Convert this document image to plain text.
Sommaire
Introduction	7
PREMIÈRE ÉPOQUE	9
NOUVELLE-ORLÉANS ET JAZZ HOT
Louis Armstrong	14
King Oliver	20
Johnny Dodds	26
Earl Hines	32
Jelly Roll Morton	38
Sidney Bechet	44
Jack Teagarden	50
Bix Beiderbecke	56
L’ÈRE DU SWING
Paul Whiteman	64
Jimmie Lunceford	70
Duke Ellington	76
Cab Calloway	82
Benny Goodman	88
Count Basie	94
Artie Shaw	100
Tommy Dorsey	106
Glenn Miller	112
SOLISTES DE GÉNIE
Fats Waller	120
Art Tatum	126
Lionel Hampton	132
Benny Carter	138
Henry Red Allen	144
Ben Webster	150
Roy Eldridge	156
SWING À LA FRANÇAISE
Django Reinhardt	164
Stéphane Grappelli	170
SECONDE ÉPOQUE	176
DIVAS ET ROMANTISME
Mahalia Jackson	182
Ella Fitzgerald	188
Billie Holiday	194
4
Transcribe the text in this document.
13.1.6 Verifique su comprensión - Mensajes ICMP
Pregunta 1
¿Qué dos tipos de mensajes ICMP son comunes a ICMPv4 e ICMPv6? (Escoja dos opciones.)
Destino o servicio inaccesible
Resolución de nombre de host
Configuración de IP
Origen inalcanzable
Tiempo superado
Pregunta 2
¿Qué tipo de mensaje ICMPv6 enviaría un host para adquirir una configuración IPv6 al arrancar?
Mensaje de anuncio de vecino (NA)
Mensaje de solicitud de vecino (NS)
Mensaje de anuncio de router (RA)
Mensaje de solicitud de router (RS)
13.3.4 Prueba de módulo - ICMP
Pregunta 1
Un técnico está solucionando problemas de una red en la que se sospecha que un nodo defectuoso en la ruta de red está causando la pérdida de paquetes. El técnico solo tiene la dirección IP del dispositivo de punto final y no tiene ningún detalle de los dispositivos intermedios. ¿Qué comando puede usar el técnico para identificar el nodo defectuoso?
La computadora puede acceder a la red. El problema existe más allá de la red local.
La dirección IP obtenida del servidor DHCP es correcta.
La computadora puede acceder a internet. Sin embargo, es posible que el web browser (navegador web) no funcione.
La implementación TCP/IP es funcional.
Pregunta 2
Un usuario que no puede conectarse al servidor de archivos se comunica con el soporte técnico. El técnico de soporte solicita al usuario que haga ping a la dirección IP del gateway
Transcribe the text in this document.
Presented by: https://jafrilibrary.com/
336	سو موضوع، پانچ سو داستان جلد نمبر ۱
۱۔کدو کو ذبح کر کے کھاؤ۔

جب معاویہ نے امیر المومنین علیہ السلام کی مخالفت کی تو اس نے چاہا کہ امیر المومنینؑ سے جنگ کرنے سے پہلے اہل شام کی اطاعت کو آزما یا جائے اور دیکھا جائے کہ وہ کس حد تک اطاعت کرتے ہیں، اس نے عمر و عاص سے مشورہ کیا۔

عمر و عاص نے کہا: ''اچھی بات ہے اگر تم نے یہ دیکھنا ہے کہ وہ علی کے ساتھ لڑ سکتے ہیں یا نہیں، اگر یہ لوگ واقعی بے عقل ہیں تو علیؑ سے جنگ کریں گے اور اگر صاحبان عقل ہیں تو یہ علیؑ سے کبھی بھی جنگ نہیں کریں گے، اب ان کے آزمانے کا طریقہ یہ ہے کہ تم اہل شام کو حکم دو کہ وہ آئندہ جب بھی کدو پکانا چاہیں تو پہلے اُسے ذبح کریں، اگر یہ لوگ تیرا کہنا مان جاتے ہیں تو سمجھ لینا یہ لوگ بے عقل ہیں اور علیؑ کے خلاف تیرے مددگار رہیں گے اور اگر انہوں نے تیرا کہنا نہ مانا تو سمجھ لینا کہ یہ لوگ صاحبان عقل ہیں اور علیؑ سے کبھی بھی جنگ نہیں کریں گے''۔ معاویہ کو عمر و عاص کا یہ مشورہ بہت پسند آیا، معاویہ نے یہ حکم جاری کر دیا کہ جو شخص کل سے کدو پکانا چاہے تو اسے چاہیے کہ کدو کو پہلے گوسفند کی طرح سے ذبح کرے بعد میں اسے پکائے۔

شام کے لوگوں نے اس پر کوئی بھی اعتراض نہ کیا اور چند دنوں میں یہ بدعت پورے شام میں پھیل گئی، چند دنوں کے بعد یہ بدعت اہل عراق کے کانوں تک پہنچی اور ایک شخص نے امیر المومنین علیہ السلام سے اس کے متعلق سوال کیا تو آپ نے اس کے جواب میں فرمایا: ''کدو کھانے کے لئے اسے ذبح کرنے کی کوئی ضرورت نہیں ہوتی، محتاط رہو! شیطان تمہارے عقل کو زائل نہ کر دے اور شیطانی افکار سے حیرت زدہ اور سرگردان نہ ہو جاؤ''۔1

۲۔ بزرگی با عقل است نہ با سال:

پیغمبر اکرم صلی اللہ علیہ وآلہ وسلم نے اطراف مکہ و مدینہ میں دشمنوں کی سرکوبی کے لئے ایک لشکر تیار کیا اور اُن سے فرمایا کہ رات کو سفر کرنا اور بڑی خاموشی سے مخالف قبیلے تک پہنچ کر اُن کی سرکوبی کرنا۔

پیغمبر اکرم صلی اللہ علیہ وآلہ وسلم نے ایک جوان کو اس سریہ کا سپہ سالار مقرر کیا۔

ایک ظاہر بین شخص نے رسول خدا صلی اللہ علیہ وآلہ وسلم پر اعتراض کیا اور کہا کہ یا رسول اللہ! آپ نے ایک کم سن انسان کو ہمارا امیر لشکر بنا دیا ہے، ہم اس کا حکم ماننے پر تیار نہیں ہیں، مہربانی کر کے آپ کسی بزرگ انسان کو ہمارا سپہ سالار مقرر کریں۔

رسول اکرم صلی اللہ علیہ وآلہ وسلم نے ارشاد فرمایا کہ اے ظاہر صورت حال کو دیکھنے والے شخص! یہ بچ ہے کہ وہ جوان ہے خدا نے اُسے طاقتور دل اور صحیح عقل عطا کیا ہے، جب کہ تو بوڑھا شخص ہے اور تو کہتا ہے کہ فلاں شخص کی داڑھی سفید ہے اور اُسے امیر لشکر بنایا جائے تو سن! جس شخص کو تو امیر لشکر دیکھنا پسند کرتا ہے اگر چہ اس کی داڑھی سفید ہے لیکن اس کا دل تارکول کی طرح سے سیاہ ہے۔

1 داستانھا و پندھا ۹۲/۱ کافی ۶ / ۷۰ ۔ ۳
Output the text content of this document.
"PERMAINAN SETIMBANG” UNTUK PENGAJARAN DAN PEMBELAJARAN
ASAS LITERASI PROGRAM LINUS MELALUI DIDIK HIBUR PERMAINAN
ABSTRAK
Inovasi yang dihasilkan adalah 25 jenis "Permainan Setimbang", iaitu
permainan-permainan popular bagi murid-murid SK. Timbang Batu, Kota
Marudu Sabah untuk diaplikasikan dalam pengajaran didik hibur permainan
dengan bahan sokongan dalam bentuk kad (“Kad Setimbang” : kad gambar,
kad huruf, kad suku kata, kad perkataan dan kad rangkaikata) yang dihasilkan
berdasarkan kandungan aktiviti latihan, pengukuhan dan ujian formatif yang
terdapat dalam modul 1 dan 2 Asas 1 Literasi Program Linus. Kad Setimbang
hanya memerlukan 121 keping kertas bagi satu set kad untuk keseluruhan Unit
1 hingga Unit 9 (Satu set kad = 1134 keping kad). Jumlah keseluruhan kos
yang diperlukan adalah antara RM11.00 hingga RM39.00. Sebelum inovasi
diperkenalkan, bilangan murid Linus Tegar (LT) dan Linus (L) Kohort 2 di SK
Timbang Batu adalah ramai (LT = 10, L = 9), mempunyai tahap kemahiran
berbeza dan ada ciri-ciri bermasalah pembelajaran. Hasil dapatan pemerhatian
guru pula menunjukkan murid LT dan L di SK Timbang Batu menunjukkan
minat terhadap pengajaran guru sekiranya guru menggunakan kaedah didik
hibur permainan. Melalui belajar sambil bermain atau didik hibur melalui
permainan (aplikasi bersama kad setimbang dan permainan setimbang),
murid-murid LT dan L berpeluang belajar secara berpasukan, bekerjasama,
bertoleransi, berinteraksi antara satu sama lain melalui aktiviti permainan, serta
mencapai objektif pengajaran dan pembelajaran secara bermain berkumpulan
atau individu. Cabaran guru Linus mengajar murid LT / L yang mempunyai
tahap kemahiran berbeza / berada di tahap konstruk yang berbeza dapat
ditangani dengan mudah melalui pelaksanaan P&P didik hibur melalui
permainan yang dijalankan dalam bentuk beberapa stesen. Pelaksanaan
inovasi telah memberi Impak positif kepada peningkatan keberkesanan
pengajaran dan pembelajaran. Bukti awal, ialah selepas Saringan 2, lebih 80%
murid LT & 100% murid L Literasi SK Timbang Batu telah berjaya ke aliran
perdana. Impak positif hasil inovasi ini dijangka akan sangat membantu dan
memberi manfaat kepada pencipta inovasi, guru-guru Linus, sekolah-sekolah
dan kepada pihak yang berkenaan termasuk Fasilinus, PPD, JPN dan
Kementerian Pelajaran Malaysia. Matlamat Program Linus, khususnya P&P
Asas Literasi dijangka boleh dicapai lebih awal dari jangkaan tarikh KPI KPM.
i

Stated problem: In the records above, locate every line with the string "guru" and copy it.

Result:
guru pula menunjukkan murid LT dan L di SK Timbang Batu menunjukkan
minat terhadap pengajaran guru sekiranya guru menggunakan kaedah didik
atau individu. Cabaran guru Linus mengajar murid LT / L yang mempunyai
memberi manfaat kepada pencipta inovasi, guru-guru Linus, sekolah-sekolah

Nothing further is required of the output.